Collection entries
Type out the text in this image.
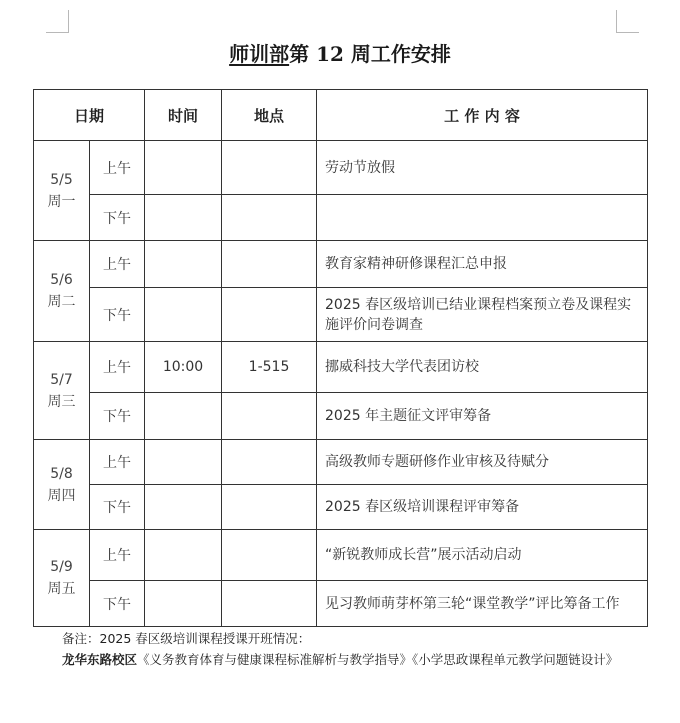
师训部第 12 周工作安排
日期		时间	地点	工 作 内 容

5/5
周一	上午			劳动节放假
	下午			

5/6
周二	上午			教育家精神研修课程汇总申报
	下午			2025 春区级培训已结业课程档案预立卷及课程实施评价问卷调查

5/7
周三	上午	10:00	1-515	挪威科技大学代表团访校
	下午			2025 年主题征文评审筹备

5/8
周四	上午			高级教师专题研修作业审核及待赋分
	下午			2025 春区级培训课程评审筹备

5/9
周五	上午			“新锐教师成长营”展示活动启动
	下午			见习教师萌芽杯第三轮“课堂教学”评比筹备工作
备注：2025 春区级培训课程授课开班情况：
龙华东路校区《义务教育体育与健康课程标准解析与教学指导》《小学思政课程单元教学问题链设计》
* * *
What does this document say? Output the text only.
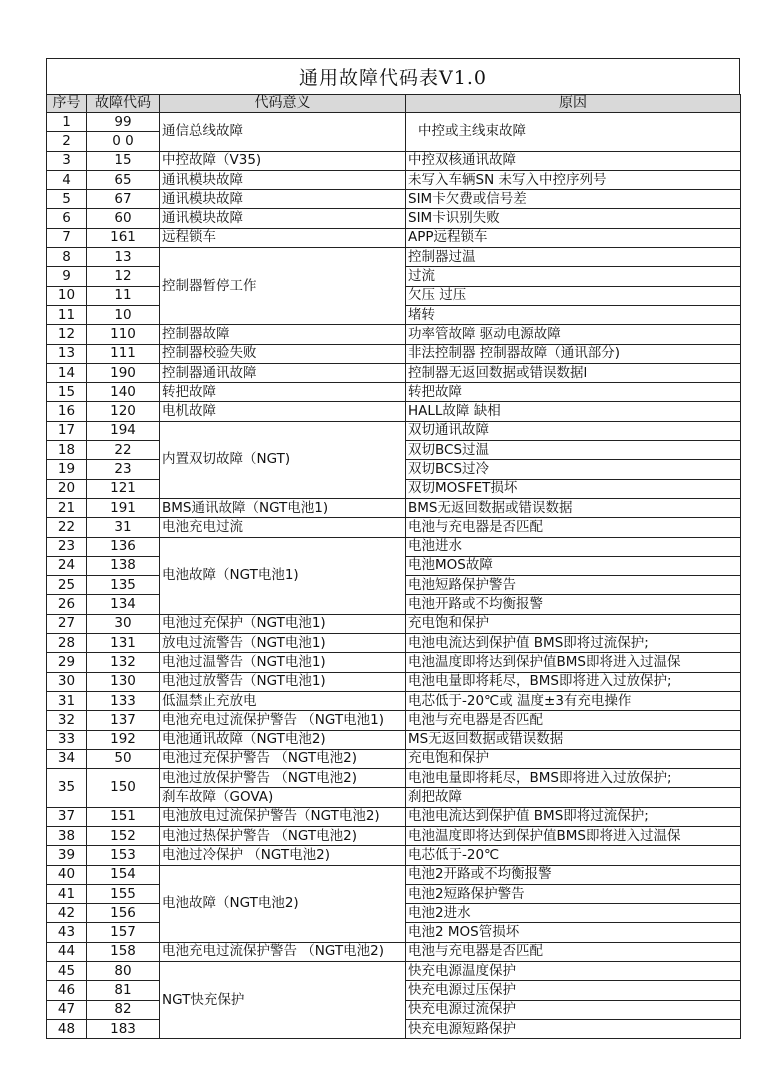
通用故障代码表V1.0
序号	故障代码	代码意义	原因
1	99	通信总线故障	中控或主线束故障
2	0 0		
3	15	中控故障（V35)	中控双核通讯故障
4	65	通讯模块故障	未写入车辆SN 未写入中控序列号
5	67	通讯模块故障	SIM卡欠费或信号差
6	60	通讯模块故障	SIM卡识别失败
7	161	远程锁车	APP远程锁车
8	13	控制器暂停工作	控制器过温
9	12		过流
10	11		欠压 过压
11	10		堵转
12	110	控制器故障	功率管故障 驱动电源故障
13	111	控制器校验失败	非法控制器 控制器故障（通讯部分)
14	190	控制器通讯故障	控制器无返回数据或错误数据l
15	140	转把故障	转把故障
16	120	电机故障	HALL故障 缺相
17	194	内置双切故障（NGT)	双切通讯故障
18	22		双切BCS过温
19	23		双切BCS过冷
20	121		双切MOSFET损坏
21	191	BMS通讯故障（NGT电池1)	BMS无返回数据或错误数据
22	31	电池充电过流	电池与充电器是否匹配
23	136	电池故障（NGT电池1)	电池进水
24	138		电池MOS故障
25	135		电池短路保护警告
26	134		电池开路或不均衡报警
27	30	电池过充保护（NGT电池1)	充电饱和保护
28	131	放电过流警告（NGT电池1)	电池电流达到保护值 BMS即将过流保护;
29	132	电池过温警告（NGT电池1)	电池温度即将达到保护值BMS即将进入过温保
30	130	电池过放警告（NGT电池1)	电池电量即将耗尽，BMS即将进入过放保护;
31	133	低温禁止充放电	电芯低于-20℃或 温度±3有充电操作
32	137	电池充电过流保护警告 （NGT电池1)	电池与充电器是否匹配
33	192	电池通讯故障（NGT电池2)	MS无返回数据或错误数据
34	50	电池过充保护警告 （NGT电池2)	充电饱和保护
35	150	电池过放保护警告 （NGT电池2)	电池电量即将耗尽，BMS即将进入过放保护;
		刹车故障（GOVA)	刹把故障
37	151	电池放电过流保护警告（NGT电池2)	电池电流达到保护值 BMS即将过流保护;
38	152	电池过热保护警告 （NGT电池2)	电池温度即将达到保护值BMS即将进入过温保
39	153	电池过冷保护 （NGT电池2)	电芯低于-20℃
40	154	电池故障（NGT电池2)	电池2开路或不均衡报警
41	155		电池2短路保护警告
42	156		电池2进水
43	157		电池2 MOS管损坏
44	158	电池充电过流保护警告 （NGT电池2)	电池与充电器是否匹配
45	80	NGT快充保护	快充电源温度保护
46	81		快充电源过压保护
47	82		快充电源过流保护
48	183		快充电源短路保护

**Required task**
Pick out all lines from the data above in which the word "BMS即将过流保护" appears.

**Problem solution**
28	131	放电过流警告（NGT电池1)	电池电流达到保护值 BMS即将过流保护;
37	151	电池放电过流保护警告（NGT电池2)	电池电流达到保护值 BMS即将过流保护;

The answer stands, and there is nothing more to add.